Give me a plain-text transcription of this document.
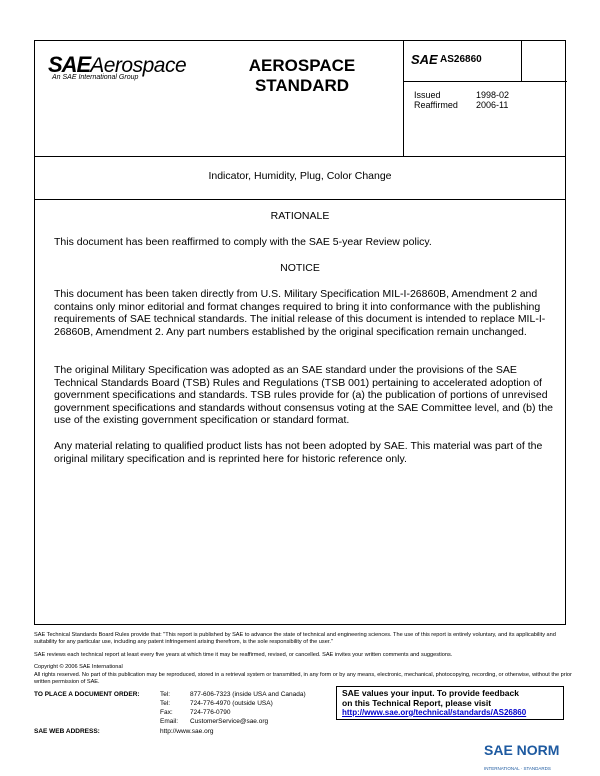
SAEAerospace
An SAE International Group
AEROSPACE
STANDARD
SAE AS26860
Issued	1998-02
Reaffirmed 2006-11
Indicator, Humidity, Plug, Color Change
RATIONALE
This document has been reaffirmed to comply with the SAE 5-year Review policy.
NOTICE
This document has been taken directly from U.S. Military Specification MIL-I-26860B, Amendment 2 and contains only minor editorial and format changes required to bring it into conformance with the publishing requirements of SAE technical standards. The initial release of this document is intended to replace MIL-I-26860B, Amendment 2. Any part numbers established by the original specification remain unchanged.
The original Military Specification was adopted as an SAE standard under the provisions of the SAE Technical Standards Board (TSB) Rules and Regulations (TSB 001) pertaining to accelerated adoption of government specifications and standards. TSB rules provide for (a) the publication of portions of unrevised government specifications and standards without consensus voting at the SAE Committee level, and (b) the use of the existing government specification or standard format.
Any material relating to qualified product lists has not been adopted by SAE. This material was part of the original military specification and is reprinted here for historic reference only.
SAE Technical Standards Board Rules provide that: "This report is published by SAE to advance the state of technical and engineering sciences. The use of this report is entirely voluntary, and its applicability and suitability for any particular use, including any patent infringement arising therefrom, is the sole responsibility of the user."
SAE reviews each technical report at least every five years at which time it may be reaffirmed, revised, or cancelled. SAE invites your written comments and suggestions.
Copyright © 2006 SAE International
All rights reserved. No part of this publication may be reproduced, stored in a retrieval system or transmitted, in any form or by any means, electronic, mechanical, photocopying, recording, or otherwise, without the prior written permission of SAE.
TO PLACE A DOCUMENT ORDER:	Tel:	877-606-7323 (inside USA and Canada)
Tel:	724-776-4970 (outside USA)
Fax:	724-776-0790
Email: CustomerService@sae.org
SAE WEB ADDRESS:	http://www.sae.org
SAE values your input. To provide feedback
on this Technical Report, please visit
http://www.sae.org/technical/standards/AS26860
SAE NORM
INTERNATIONAL · STANDARDS
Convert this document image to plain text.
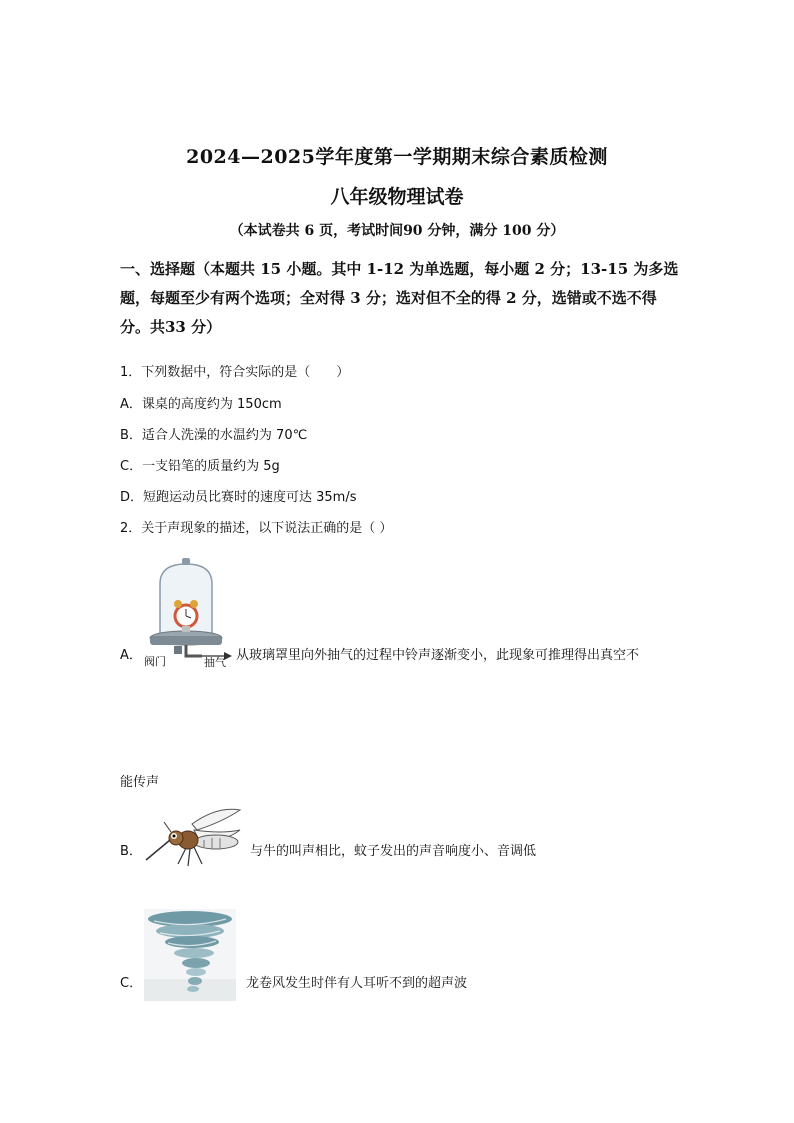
2024—2025学年度第一学期期末综合素质检测
八年级物理试卷
（本试卷共 6 页，考试时间90 分钟，满分 100 分）
一、选择题（本题共 15 小题。其中 1-12 为单选题，每小题 2 分；13-15 为多选题，每题至少有两个选项；全对得 3 分；选对但不全的得 2 分，选错或不选不得分。共33 分）
1．下列数据中，符合实际的是（　　）
A．课桌的高度约为 150cm
B．适合人洗澡的水温约为 70℃
C．一支铅笔的质量约为 5g
D．短跑运动员比赛时的速度可达 35m/s
2．关于声现象的描述，以下说法正确的是（ ）
A． 阀门	抽气 从玻璃罩里向外抽气的过程中铃声逐渐变小，此现象可推理得出真空不
能传声
B．	与牛的叫声相比，蚊子发出的声音响度小、音调低
C．	龙卷风发生时伴有人耳听不到的超声波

——————

## AIM
From the listing above, collect each line in which the string "without" appears.

## RESPONSE
The original Military Specification was adopted as an SAE standard under the provisions of the SAE Technical Standards Board (TSB) Rules and Regulations (TSB 001) pertaining to accelerated adoption of government specifications and standards. TSB rules provide for (a) the publication of portions of unrevised government specifications and standards without consensus voting at the SAE Committee level, and (b) the use of the existing government specification or standard format.
All rights reserved. No part of this publication may be reproduced, stored in a retrieval system or transmitted, in any form or by any means, electronic, mechanical, photocopying, recording, or otherwise, without the prior written permission of SAE.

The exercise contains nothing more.